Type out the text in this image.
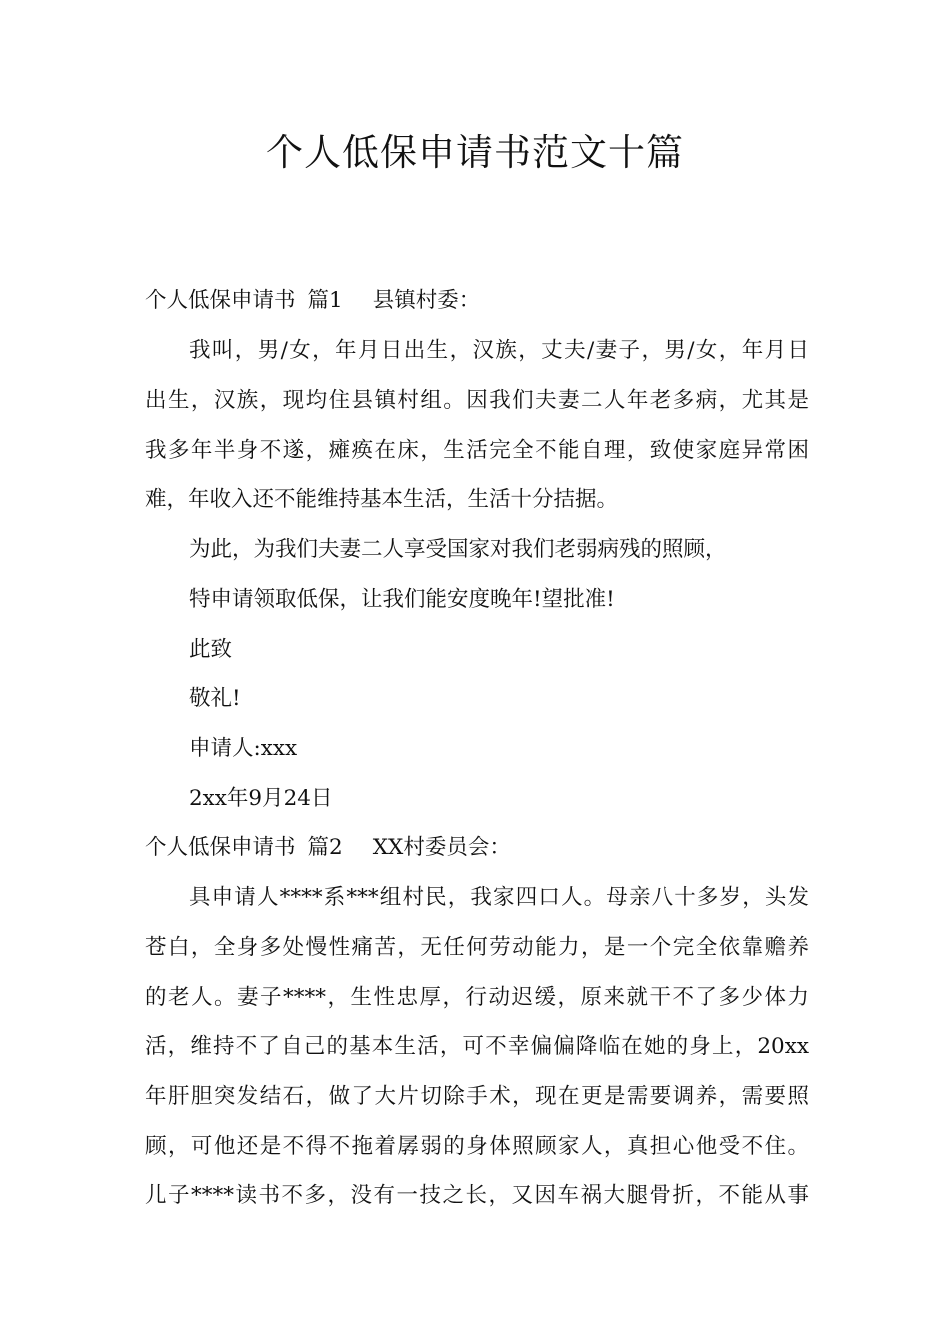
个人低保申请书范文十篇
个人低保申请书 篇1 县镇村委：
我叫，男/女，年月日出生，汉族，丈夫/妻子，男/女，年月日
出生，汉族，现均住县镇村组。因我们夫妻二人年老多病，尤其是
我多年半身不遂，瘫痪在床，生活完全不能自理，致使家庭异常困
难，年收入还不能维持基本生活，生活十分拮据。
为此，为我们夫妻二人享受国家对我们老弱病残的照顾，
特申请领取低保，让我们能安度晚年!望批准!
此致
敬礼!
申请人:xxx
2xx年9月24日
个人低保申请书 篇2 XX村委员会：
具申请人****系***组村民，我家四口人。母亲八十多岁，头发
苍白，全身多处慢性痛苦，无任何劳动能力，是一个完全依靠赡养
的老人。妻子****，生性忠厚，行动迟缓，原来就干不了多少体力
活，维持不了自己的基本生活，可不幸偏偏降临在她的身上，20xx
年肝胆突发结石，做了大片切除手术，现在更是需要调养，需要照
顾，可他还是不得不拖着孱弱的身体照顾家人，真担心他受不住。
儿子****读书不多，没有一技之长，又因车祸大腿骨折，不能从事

**WHAT THE TASK REQUIRES**:
Repeat the material above word for word, please, apart from its images.

**SOLUTION**:
Type out the text in this image.
个人低保申请书范文十篇
个人低保申请书 篇1 县镇村委：
我叫，男/女，年月日出生，汉族，丈夫/妻子，男/女，年月日
出生，汉族，现均住县镇村组。因我们夫妻二人年老多病，尤其是
我多年半身不遂，瘫痪在床，生活完全不能自理，致使家庭异常困
难，年收入还不能维持基本生活，生活十分拮据。
为此，为我们夫妻二人享受国家对我们老弱病残的照顾，
特申请领取低保，让我们能安度晚年!望批准!
此致
敬礼!
申请人:xxx
2xx年9月24日
个人低保申请书 篇2 XX村委员会：
具申请人****系***组村民，我家四口人。母亲八十多岁，头发
苍白，全身多处慢性痛苦，无任何劳动能力，是一个完全依靠赡养
的老人。妻子****，生性忠厚，行动迟缓，原来就干不了多少体力
活，维持不了自己的基本生活，可不幸偏偏降临在她的身上，20xx
年肝胆突发结石，做了大片切除手术，现在更是需要调养，需要照
顾，可他还是不得不拖着孱弱的身体照顾家人，真担心他受不住。
儿子****读书不多，没有一技之长，又因车祸大腿骨折，不能从事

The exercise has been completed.